◆ Task
Would you output the whole listing below, exactly as it reads?

◆ Data
___

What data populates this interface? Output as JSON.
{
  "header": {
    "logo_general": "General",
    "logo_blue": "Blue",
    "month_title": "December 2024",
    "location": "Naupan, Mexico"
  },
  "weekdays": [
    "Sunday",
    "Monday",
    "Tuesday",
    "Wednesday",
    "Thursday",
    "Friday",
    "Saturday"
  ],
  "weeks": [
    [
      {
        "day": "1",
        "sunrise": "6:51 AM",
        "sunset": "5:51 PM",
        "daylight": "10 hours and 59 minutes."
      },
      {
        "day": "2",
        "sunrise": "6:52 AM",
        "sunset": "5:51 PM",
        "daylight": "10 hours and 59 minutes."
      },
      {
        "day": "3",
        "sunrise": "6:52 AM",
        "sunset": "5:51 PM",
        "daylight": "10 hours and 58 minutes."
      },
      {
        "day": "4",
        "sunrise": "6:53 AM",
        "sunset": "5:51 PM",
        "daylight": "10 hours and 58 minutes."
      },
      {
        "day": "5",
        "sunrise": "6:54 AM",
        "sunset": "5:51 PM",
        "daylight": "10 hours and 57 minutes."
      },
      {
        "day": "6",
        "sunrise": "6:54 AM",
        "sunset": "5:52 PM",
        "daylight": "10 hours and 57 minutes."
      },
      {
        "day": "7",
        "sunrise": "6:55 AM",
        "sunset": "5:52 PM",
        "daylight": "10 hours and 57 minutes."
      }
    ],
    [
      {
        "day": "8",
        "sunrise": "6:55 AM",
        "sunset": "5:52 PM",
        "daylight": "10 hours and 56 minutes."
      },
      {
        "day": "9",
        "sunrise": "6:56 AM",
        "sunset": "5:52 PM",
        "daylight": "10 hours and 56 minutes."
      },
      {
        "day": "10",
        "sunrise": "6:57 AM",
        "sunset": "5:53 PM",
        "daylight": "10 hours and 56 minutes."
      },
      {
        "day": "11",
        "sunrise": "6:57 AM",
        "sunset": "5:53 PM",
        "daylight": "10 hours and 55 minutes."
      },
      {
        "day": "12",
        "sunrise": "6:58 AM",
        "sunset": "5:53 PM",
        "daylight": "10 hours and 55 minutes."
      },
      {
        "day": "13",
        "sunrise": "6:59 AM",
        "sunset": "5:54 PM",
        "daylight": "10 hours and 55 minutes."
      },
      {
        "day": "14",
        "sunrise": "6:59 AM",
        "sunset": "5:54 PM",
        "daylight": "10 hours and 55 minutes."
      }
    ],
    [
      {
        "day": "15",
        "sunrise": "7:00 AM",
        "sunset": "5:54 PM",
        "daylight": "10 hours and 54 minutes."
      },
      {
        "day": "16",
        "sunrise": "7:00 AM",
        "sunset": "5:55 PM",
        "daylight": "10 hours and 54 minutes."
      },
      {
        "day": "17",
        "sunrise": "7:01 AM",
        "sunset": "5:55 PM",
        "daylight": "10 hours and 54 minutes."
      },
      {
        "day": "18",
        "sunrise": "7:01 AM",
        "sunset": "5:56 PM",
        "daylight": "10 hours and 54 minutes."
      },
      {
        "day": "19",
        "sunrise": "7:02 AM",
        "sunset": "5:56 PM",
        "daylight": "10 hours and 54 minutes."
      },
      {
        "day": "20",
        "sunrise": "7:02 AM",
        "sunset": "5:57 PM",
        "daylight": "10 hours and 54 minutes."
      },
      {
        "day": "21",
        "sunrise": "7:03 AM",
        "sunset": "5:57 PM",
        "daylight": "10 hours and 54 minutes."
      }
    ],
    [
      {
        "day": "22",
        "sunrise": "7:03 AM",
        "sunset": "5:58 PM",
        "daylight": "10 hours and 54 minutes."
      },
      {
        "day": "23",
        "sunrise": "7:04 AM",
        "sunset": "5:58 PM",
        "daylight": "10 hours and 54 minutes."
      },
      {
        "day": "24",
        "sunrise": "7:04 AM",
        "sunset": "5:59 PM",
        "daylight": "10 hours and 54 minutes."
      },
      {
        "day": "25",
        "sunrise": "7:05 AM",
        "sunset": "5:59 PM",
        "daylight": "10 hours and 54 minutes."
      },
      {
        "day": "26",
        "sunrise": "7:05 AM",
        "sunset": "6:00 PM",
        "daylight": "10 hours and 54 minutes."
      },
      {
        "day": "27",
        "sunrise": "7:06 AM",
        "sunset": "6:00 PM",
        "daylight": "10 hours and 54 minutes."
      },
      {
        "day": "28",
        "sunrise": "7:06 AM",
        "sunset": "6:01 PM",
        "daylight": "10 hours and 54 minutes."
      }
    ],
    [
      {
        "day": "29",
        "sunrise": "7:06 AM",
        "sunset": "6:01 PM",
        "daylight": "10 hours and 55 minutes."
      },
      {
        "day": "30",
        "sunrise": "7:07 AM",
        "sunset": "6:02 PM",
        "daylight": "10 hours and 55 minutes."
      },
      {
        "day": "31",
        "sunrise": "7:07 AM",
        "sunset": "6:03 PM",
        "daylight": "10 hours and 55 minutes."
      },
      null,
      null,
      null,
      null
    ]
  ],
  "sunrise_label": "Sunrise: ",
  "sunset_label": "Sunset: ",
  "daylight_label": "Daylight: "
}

___

◆ Task response
What data populates this interface? Output as JSON.
{
  "header": {
    "logo_general": "General",
    "logo_blue": "Blue",
    "month_title": "December 2024",
    "location": "Naupan, Mexico"
  },
  "weekdays": [
    "Sunday",
    "Monday",
    "Tuesday",
    "Wednesday",
    "Thursday",
    "Friday",
    "Saturday"
  ],
  "weeks": [
    [
      {
        "day": "1",
        "sunrise": "6:51 AM",
        "sunset": "5:51 PM",
        "daylight": "10 hours and 59 minutes."
      },
      {
        "day": "2",
        "sunrise": "6:52 AM",
        "sunset": "5:51 PM",
        "daylight": "10 hours and 59 minutes."
      },
      {
        "day": "3",
        "sunrise": "6:52 AM",
        "sunset": "5:51 PM",
        "daylight": "10 hours and 58 minutes."
      },
      {
        "day": "4",
        "sunrise": "6:53 AM",
        "sunset": "5:51 PM",
        "daylight": "10 hours and 58 minutes."
      },
      {
        "day": "5",
        "sunrise": "6:54 AM",
        "sunset": "5:51 PM",
        "daylight": "10 hours and 57 minutes."
      },
      {
        "day": "6",
        "sunrise": "6:54 AM",
        "sunset": "5:52 PM",
        "daylight": "10 hours and 57 minutes."
      },
      {
        "day": "7",
        "sunrise": "6:55 AM",
        "sunset": "5:52 PM",
        "daylight": "10 hours and 57 minutes."
      }
    ],
    [
      {
        "day": "8",
        "sunrise": "6:55 AM",
        "sunset": "5:52 PM",
        "daylight": "10 hours and 56 minutes."
      },
      {
        "day": "9",
        "sunrise": "6:56 AM",
        "sunset": "5:52 PM",
        "daylight": "10 hours and 56 minutes."
      },
      {
        "day": "10",
        "sunrise": "6:57 AM",
        "sunset": "5:53 PM",
        "daylight": "10 hours and 56 minutes."
      },
      {
        "day": "11",
        "sunrise": "6:57 AM",
        "sunset": "5:53 PM",
        "daylight": "10 hours and 55 minutes."
      },
      {
        "day": "12",
        "sunrise": "6:58 AM",
        "sunset": "5:53 PM",
        "daylight": "10 hours and 55 minutes."
      },
      {
        "day": "13",
        "sunrise": "6:59 AM",
        "sunset": "5:54 PM",
        "daylight": "10 hours and 55 minutes."
      },
      {
        "day": "14",
        "sunrise": "6:59 AM",
        "sunset": "5:54 PM",
        "daylight": "10 hours and 55 minutes."
      }
    ],
    [
      {
        "day": "15",
        "sunrise": "7:00 AM",
        "sunset": "5:54 PM",
        "daylight": "10 hours and 54 minutes."
      },
      {
        "day": "16",
        "sunrise": "7:00 AM",
        "sunset": "5:55 PM",
        "daylight": "10 hours and 54 minutes."
      },
      {
        "day": "17",
        "sunrise": "7:01 AM",
        "sunset": "5:55 PM",
        "daylight": "10 hours and 54 minutes."
      },
      {
        "day": "18",
        "sunrise": "7:01 AM",
        "sunset": "5:56 PM",
        "daylight": "10 hours and 54 minutes."
      },
      {
        "day": "19",
        "sunrise": "7:02 AM",
        "sunset": "5:56 PM",
        "daylight": "10 hours and 54 minutes."
      },
      {
        "day": "20",
        "sunrise": "7:02 AM",
        "sunset": "5:57 PM",
        "daylight": "10 hours and 54 minutes."
      },
      {
        "day": "21",
        "sunrise": "7:03 AM",
        "sunset": "5:57 PM",
        "daylight": "10 hours and 54 minutes."
      }
    ],
    [
      {
        "day": "22",
        "sunrise": "7:03 AM",
        "sunset": "5:58 PM",
        "daylight": "10 hours and 54 minutes."
      },
      {
        "day": "23",
        "sunrise": "7:04 AM",
        "sunset": "5:58 PM",
        "daylight": "10 hours and 54 minutes."
      },
      {
        "day": "24",
        "sunrise": "7:04 AM",
        "sunset": "5:59 PM",
        "daylight": "10 hours and 54 minutes."
      },
      {
        "day": "25",
        "sunrise": "7:05 AM",
        "sunset": "5:59 PM",
        "daylight": "10 hours and 54 minutes."
      },
      {
        "day": "26",
        "sunrise": "7:05 AM",
        "sunset": "6:00 PM",
        "daylight": "10 hours and 54 minutes."
      },
      {
        "day": "27",
        "sunrise": "7:06 AM",
        "sunset": "6:00 PM",
        "daylight": "10 hours and 54 minutes."
      },
      {
        "day": "28",
        "sunrise": "7:06 AM",
        "sunset": "6:01 PM",
        "daylight": "10 hours and 54 minutes."
      }
    ],
    [
      {
        "day": "29",
        "sunrise": "7:06 AM",
        "sunset": "6:01 PM",
        "daylight": "10 hours and 55 minutes."
      },
      {
        "day": "30",
        "sunrise": "7:07 AM",
        "sunset": "6:02 PM",
        "daylight": "10 hours and 55 minutes."
      },
      {
        "day": "31",
        "sunrise": "7:07 AM",
        "sunset": "6:03 PM",
        "daylight": "10 hours and 55 minutes."
      },
      null,
      null,
      null,
      null
    ]
  ],
  "sunrise_label": "Sunrise: ",
  "sunset_label": "Sunset: ",
  "daylight_label": "Daylight: "
}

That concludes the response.